[Stored records]

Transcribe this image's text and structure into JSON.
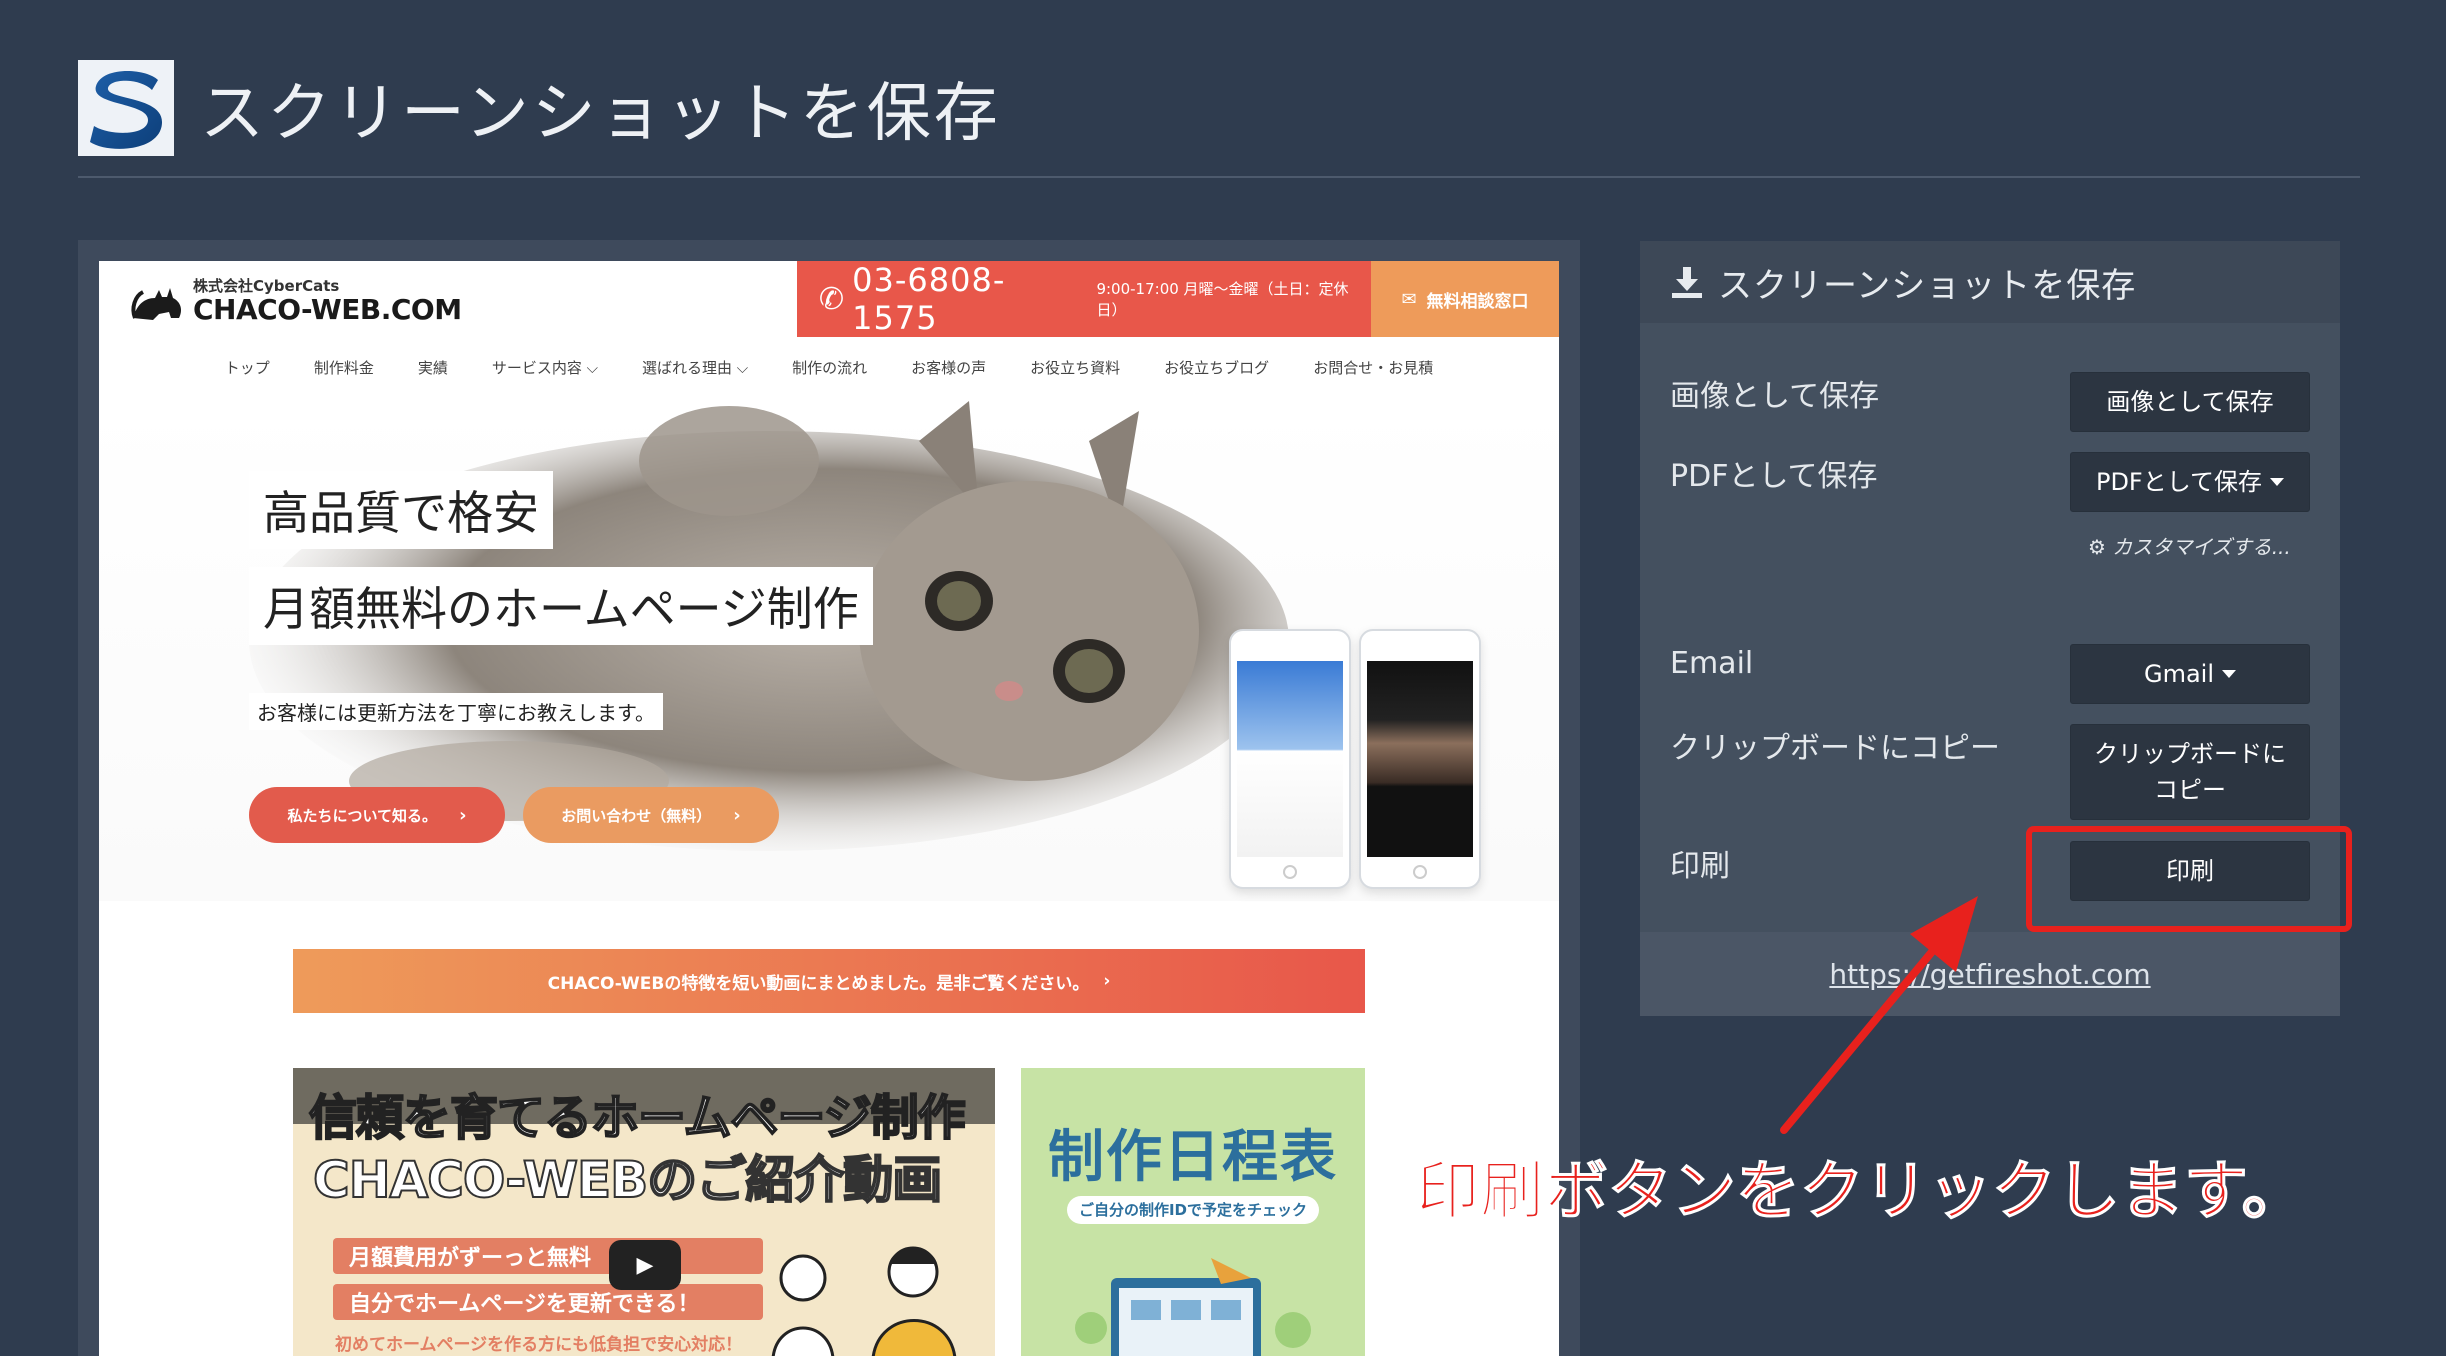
{
  "app": {
    "title": "スクリーンショットを保存"
  },
  "preview": {
    "site": {
      "company": "株式会社CyberCats",
      "brand": "CHACO-WEB.COM",
      "phone": "03-6808-1575",
      "hours": "9:00-17:00 月曜〜金曜（土日：定休日）",
      "consult": "無料相談窓口",
      "nav": [
        "トップ",
        "制作料金",
        "実績",
        "サービス内容 ⌵",
        "選ばれる理由 ⌵",
        "制作の流れ",
        "お客様の声",
        "お役立ち資料",
        "お役立ちブログ",
        "お問合せ・お見積"
      ],
      "hero_line1": "高品質で格安",
      "hero_line2": "月額無料のホームページ制作",
      "hero_line3": "お客様には更新方法を丁寧にお教えします。",
      "btn_about": "私たちについて知る。",
      "btn_contact": "お問い合わせ（無料）",
      "video_banner": "CHACO-WEBの特徴を短い動画にまとめました。是非ご覧ください。",
      "video_title": "信頼を育てるホームページ制作",
      "video_sub": "CHACO-WEBのご紹介動画",
      "video_pill1": "月額費用がずーっと無料",
      "video_pill2": "自分でホームページを更新できる！",
      "video_small": "初めてホームページを作る方にも低負担で安心対応！",
      "schedule_title": "制作日程表",
      "schedule_sub": "ご自分の制作IDで予定をチェック"
    }
  },
  "panel": {
    "title": "スクリーンショットを保存",
    "rows": [
      {
        "label": "画像として保存",
        "button": "画像として保存"
      },
      {
        "label": "PDFとして保存",
        "button": "PDFとして保存"
      },
      {
        "label": "Email",
        "button": "Gmail"
      },
      {
        "label": "クリップボードにコピー",
        "button_line1": "クリップボードに",
        "button_line2": "コピー"
      },
      {
        "label": "印刷",
        "button": "印刷"
      }
    ],
    "customize": "カスタマイズする...",
    "footer_link": "https://getfireshot.com"
  },
  "annotation": {
    "text": "印刷ボタンをクリックします。",
    "color": "#e8211d"
  },
  "colors": {
    "background": "#2f3c4f",
    "panel": "#44505f",
    "button": "#2c3541",
    "accent_red": "#e8574a",
    "accent_orange": "#ee9b5a"
  }
}
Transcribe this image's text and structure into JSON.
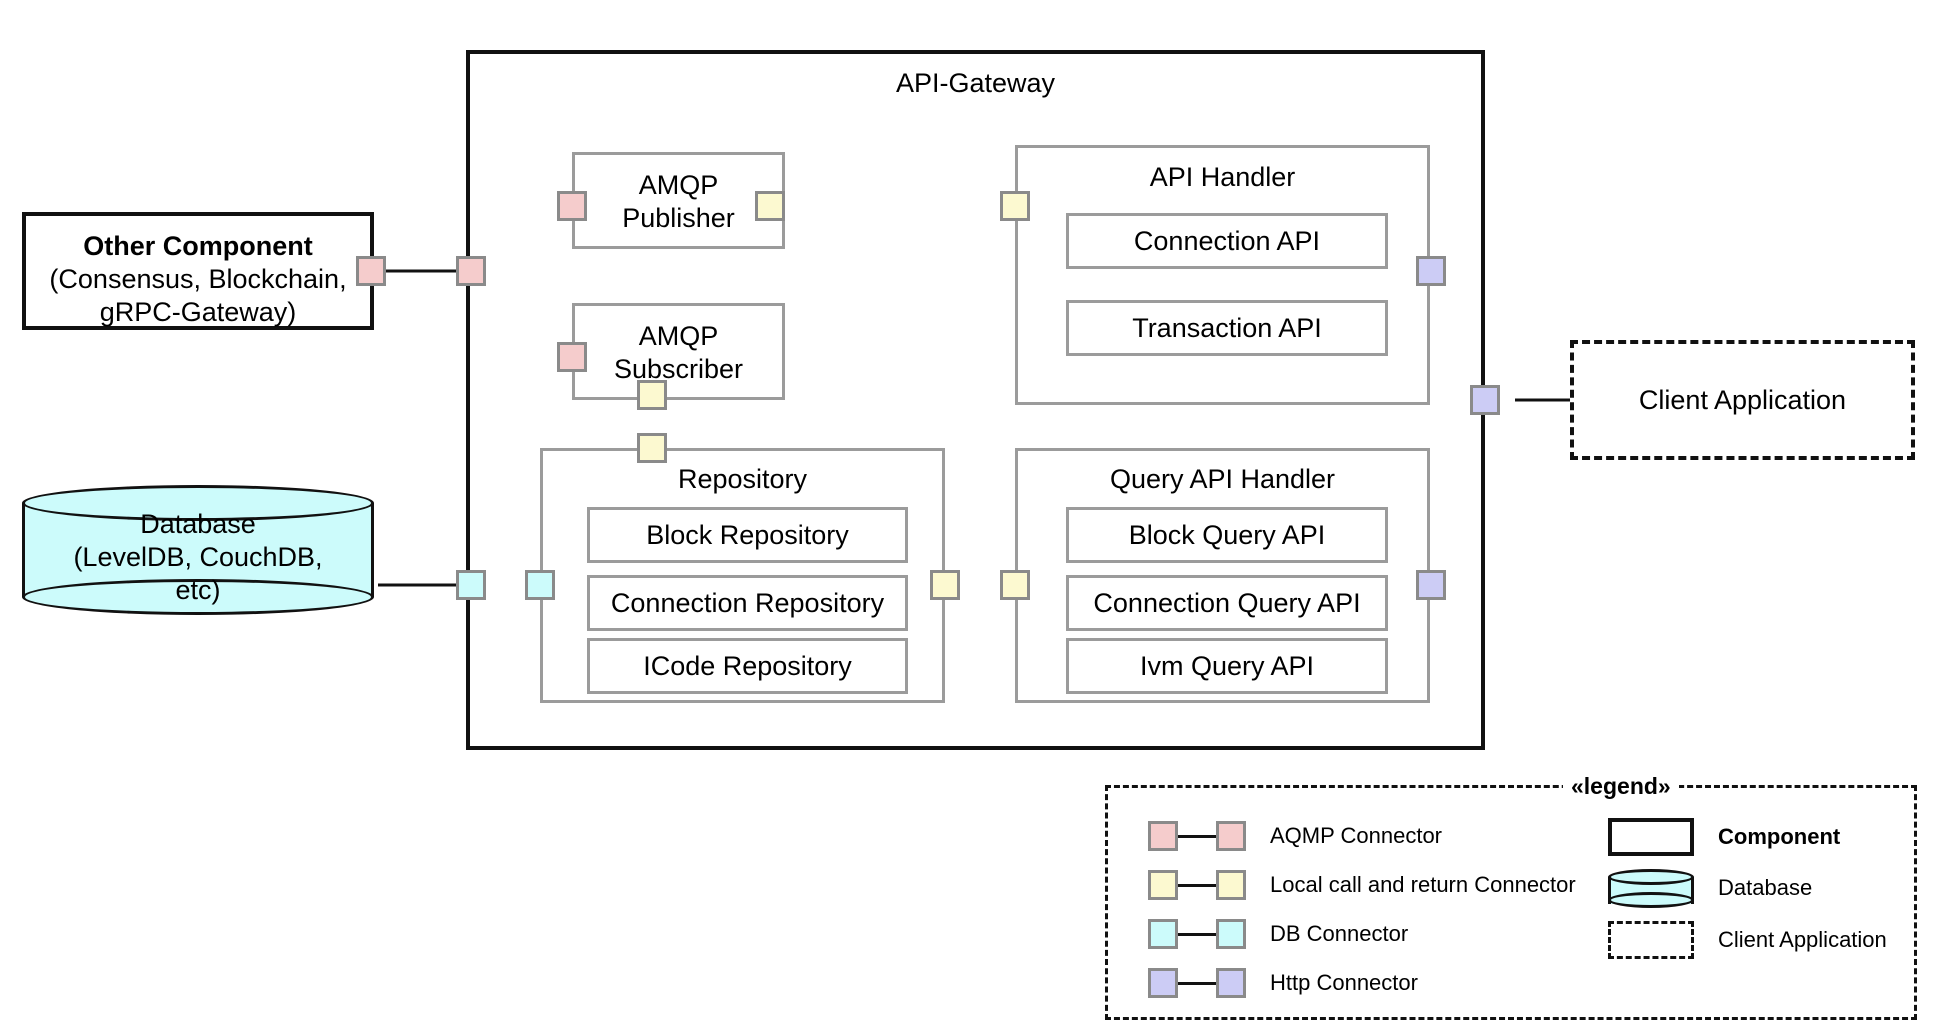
{
  "gateway": {
    "title": "API-Gateway"
  },
  "other_component": {
    "line1": "Other Component",
    "line2": "(Consensus, Blockchain,",
    "line3": "gRPC-Gateway)"
  },
  "database": {
    "line1": "Database",
    "line2": "(LevelDB, CouchDB,",
    "line3": "etc)"
  },
  "client_application": {
    "label": "Client Application"
  },
  "amqp_publisher": {
    "line1": "AMQP",
    "line2": "Publisher"
  },
  "amqp_subscriber": {
    "line1": "AMQP",
    "line2": "Subscriber"
  },
  "api_handler": {
    "title": "API Handler",
    "rows": [
      {
        "label": "Connection API"
      },
      {
        "label": "Transaction API"
      }
    ]
  },
  "repository": {
    "title": "Repository",
    "rows": [
      {
        "label": "Block Repository"
      },
      {
        "label": "Connection Repository"
      },
      {
        "label": "ICode Repository"
      }
    ]
  },
  "query_api_handler": {
    "title": "Query API Handler",
    "rows": [
      {
        "label": "Block Query API"
      },
      {
        "label": "Connection Query API"
      },
      {
        "label": "Ivm Query API"
      }
    ]
  },
  "legend": {
    "title": "«legend»",
    "connectors": [
      {
        "label": "AQMP Connector",
        "color": "#f5cccc"
      },
      {
        "label": "Local call and return Connector",
        "color": "#fcf9d0"
      },
      {
        "label": "DB Connector",
        "color": "#ccfbfb"
      },
      {
        "label": "Http Connector",
        "color": "#ccccf5"
      }
    ],
    "shapes": [
      {
        "label": "Component",
        "kind": "component"
      },
      {
        "label": "Database",
        "kind": "database"
      },
      {
        "label": "Client Application",
        "kind": "client"
      }
    ]
  },
  "colors": {
    "amqp": "#f5cccc",
    "local": "#fcf9d0",
    "db": "#ccfbfb",
    "http": "#ccccf5",
    "stroke_heavy": "#111111",
    "stroke_light": "#9b9b9b",
    "port_border": "#8a8a8a"
  }
}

* **Job**
Using the data above, print every line exactly, omitting pictures.

* **Finished task**
Transcribe this image's text and structure into JSON.
{
  "app": {
    "title": "スクリーンショットを保存"
  },
  "preview": {
    "site": {
      "company": "株式会社CyberCats",
      "brand": "CHACO-WEB.COM",
      "phone": "03-6808-1575",
      "hours": "9:00-17:00 月曜〜金曜（土日：定休日）",
      "consult": "無料相談窓口",
      "nav": [
        "トップ",
        "制作料金",
        "実績",
        "サービス内容 ⌵",
        "選ばれる理由 ⌵",
        "制作の流れ",
        "お客様の声",
        "お役立ち資料",
        "お役立ちブログ",
        "お問合せ・お見積"
      ],
      "hero_line1": "高品質で格安",
      "hero_line2": "月額無料のホームページ制作",
      "hero_line3": "お客様には更新方法を丁寧にお教えします。",
      "btn_about": "私たちについて知る。",
      "btn_contact": "お問い合わせ（無料）",
      "video_banner": "CHACO-WEBの特徴を短い動画にまとめました。是非ご覧ください。",
      "video_title": "信頼を育てるホームページ制作",
      "video_sub": "CHACO-WEBのご紹介動画",
      "video_pill1": "月額費用がずーっと無料",
      "video_pill2": "自分でホームページを更新できる！",
      "video_small": "初めてホームページを作る方にも低負担で安心対応！",
      "schedule_title": "制作日程表",
      "schedule_sub": "ご自分の制作IDで予定をチェック"
    }
  },
  "panel": {
    "title": "スクリーンショットを保存",
    "rows": [
      {
        "label": "画像として保存",
        "button": "画像として保存"
      },
      {
        "label": "PDFとして保存",
        "button": "PDFとして保存"
      },
      {
        "label": "Email",
        "button": "Gmail"
      },
      {
        "label": "クリップボードにコピー",
        "button_line1": "クリップボードに",
        "button_line2": "コピー"
      },
      {
        "label": "印刷",
        "button": "印刷"
      }
    ],
    "customize": "カスタマイズする...",
    "footer_link": "https://getfireshot.com"
  },
  "annotation": {
    "text": "印刷ボタンをクリックします。",
    "color": "#e8211d"
  },
  "colors": {
    "background": "#2f3c4f",
    "panel": "#44505f",
    "button": "#2c3541",
    "accent_red": "#e8574a",
    "accent_orange": "#ee9b5a"
  }
}
Transcribe this image's text and structure into JSON.
{
  "gateway": {
    "title": "API-Gateway"
  },
  "other_component": {
    "line1": "Other Component",
    "line2": "(Consensus, Blockchain,",
    "line3": "gRPC-Gateway)"
  },
  "database": {
    "line1": "Database",
    "line2": "(LevelDB, CouchDB,",
    "line3": "etc)"
  },
  "client_application": {
    "label": "Client Application"
  },
  "amqp_publisher": {
    "line1": "AMQP",
    "line2": "Publisher"
  },
  "amqp_subscriber": {
    "line1": "AMQP",
    "line2": "Subscriber"
  },
  "api_handler": {
    "title": "API Handler",
    "rows": [
      {
        "label": "Connection API"
      },
      {
        "label": "Transaction API"
      }
    ]
  },
  "repository": {
    "title": "Repository",
    "rows": [
      {
        "label": "Block Repository"
      },
      {
        "label": "Connection Repository"
      },
      {
        "label": "ICode Repository"
      }
    ]
  },
  "query_api_handler": {
    "title": "Query API Handler",
    "rows": [
      {
        "label": "Block Query API"
      },
      {
        "label": "Connection Query API"
      },
      {
        "label": "Ivm Query API"
      }
    ]
  },
  "legend": {
    "title": "«legend»",
    "connectors": [
      {
        "label": "AQMP Connector",
        "color": "#f5cccc"
      },
      {
        "label": "Local call and return Connector",
        "color": "#fcf9d0"
      },
      {
        "label": "DB Connector",
        "color": "#ccfbfb"
      },
      {
        "label": "Http Connector",
        "color": "#ccccf5"
      }
    ],
    "shapes": [
      {
        "label": "Component",
        "kind": "component"
      },
      {
        "label": "Database",
        "kind": "database"
      },
      {
        "label": "Client Application",
        "kind": "client"
      }
    ]
  },
  "colors": {
    "amqp": "#f5cccc",
    "local": "#fcf9d0",
    "db": "#ccfbfb",
    "http": "#ccccf5",
    "stroke_heavy": "#111111",
    "stroke_light": "#9b9b9b",
    "port_border": "#8a8a8a"
  }
}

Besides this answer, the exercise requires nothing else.